Of the lines in the entries, how many hold the word "oxidos"? Give that number alone.
::::
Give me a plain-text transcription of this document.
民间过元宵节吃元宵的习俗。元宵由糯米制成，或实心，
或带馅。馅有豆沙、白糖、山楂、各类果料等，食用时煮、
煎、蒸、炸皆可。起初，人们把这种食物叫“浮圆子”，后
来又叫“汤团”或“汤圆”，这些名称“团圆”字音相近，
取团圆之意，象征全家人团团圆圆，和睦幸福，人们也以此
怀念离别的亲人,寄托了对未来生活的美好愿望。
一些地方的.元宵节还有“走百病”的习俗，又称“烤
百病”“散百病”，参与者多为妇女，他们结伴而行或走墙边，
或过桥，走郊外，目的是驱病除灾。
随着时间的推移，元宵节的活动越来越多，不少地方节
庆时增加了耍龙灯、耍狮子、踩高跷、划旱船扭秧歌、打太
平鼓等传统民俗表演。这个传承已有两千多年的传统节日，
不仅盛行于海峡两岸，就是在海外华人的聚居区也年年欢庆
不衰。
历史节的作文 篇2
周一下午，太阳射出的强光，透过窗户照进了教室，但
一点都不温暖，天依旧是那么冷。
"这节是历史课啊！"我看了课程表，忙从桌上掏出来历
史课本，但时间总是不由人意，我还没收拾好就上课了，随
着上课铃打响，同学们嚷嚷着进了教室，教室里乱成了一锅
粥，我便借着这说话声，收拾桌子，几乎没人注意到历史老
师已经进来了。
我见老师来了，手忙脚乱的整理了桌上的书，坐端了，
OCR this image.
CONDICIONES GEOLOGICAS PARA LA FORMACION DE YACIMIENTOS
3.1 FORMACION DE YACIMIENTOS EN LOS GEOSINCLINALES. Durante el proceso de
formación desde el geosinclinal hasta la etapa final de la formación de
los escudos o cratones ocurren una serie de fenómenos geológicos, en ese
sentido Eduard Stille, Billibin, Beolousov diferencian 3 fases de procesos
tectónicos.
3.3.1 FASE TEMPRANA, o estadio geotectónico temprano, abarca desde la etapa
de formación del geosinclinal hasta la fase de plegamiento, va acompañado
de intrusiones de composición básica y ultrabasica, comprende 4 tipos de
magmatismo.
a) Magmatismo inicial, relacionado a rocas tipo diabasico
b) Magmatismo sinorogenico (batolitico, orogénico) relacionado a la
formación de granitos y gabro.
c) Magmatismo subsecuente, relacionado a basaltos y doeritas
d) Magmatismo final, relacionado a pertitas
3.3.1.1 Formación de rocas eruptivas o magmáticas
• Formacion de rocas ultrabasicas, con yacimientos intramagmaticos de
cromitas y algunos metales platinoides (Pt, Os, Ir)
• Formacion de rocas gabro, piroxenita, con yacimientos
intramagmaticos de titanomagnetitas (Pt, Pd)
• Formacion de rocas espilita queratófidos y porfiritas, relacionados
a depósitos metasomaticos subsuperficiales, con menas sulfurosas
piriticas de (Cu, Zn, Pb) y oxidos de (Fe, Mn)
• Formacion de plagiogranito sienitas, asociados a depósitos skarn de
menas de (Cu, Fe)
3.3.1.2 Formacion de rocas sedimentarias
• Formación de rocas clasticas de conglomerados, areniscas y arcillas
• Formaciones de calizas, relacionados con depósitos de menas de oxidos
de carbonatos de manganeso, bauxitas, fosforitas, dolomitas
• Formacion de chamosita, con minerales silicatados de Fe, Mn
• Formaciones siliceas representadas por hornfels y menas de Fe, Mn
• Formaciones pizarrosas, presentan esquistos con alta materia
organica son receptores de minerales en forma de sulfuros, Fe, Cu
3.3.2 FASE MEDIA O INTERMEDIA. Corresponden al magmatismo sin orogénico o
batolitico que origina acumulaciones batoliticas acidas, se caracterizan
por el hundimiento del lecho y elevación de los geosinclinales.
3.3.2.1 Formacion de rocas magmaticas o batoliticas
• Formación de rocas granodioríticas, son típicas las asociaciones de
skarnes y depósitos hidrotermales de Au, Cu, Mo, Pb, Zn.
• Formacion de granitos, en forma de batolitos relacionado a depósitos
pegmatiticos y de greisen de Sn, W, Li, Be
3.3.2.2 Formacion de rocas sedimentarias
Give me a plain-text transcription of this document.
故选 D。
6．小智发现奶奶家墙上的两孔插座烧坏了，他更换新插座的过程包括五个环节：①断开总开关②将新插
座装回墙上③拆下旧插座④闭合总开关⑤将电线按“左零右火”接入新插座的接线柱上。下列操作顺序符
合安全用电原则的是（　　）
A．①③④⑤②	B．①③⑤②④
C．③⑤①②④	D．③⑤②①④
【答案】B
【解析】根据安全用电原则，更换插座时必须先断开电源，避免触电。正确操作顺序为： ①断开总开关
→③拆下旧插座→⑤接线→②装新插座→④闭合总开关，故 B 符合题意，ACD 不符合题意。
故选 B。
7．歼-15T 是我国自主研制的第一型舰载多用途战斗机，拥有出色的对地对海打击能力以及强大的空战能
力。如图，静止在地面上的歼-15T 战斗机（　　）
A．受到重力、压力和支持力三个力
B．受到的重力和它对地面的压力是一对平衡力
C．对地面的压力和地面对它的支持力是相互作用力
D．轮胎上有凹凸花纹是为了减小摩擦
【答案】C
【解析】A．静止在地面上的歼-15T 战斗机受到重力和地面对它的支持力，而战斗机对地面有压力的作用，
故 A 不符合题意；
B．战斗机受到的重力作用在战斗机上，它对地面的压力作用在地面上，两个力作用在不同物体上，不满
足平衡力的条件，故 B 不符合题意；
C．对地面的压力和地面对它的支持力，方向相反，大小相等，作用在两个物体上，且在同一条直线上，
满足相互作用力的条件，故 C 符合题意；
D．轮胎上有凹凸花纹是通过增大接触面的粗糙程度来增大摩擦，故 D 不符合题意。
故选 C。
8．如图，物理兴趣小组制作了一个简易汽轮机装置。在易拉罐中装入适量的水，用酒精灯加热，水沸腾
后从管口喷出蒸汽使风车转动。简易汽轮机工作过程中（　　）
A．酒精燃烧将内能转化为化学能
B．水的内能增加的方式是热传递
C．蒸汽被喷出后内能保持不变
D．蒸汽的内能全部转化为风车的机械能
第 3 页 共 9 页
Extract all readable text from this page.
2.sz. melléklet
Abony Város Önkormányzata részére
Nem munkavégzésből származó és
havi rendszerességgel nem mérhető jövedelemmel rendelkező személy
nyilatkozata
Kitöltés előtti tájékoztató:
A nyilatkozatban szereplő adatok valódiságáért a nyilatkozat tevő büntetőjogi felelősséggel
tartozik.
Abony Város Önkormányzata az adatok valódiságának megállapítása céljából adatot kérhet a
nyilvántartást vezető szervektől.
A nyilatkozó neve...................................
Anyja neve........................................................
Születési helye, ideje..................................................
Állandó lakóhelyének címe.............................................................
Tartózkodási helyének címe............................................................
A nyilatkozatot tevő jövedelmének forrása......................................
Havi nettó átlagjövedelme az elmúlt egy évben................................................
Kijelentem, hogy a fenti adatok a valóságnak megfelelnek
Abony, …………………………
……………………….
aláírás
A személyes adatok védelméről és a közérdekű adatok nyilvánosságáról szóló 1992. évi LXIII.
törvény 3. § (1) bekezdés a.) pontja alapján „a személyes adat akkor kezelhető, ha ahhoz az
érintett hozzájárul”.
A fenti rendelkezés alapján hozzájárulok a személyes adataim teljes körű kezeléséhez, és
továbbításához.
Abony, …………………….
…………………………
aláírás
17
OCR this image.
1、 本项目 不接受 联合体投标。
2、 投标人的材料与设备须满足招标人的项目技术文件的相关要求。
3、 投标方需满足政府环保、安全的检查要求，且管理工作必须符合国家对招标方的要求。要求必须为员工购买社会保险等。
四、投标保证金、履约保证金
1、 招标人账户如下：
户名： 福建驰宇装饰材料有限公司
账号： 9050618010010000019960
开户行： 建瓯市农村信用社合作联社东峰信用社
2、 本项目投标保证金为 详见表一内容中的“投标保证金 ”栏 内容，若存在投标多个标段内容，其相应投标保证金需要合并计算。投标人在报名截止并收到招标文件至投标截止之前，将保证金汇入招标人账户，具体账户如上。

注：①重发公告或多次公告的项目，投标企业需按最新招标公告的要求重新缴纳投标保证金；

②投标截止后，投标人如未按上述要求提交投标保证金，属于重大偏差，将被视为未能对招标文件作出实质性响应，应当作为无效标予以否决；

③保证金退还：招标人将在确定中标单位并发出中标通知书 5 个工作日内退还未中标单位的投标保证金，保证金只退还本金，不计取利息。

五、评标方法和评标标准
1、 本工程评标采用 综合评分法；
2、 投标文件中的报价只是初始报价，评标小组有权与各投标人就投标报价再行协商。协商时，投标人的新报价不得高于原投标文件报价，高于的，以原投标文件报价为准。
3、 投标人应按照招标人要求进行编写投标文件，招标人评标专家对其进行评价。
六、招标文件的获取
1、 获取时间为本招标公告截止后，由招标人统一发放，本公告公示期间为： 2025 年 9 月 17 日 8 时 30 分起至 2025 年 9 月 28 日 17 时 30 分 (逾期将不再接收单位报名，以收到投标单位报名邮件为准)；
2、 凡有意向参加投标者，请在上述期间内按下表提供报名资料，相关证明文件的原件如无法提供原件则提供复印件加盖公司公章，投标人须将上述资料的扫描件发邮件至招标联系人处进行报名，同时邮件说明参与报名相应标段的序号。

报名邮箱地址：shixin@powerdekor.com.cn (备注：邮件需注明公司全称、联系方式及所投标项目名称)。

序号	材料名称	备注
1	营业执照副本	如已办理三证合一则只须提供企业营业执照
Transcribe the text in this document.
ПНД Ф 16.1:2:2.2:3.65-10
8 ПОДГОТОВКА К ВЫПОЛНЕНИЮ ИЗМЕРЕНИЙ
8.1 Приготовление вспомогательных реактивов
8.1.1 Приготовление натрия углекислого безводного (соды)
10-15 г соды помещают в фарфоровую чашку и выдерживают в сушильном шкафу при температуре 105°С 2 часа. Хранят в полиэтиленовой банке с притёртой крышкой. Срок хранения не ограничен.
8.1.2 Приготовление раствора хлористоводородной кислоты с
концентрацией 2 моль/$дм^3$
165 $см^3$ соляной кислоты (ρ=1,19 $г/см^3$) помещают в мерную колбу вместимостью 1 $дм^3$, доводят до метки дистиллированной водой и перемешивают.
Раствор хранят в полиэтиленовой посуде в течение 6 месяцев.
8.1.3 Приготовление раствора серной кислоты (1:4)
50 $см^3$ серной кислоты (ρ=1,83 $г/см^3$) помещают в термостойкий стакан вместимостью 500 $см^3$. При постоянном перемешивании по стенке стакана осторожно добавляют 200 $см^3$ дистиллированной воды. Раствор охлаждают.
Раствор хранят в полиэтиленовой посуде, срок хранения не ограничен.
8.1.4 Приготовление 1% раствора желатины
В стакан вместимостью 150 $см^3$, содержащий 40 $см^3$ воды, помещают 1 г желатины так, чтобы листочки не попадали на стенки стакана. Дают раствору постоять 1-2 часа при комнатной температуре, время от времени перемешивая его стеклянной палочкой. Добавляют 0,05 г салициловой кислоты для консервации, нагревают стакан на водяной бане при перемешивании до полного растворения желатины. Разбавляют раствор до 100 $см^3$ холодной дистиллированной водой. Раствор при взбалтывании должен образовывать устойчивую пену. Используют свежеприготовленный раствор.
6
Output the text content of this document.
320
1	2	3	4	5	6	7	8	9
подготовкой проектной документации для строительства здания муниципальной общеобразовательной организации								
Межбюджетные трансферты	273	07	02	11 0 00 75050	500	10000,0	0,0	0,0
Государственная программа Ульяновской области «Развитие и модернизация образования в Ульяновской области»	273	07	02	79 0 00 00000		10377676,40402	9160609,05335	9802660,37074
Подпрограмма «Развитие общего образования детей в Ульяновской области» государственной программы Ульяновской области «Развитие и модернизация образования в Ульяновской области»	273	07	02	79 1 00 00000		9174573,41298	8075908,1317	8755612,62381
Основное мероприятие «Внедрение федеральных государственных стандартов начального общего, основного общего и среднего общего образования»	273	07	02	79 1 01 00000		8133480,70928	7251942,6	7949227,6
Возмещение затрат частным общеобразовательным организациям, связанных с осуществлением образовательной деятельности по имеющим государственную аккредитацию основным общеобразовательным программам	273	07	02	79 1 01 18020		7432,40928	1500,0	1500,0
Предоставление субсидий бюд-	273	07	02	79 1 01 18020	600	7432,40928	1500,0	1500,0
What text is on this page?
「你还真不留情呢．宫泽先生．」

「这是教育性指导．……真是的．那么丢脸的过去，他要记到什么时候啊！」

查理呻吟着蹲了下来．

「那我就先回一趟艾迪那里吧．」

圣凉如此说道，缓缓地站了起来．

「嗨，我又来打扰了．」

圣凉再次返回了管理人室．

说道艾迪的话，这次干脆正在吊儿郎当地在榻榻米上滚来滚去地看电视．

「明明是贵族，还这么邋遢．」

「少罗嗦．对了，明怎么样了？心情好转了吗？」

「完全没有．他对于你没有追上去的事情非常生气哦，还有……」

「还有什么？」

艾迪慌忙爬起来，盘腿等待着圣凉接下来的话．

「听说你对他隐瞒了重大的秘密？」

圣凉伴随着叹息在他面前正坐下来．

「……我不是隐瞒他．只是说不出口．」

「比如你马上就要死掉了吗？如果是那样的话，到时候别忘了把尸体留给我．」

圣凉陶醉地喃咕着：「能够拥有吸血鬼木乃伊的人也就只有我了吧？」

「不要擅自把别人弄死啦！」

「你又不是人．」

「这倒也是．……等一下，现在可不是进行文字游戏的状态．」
::::
Finished task =>
2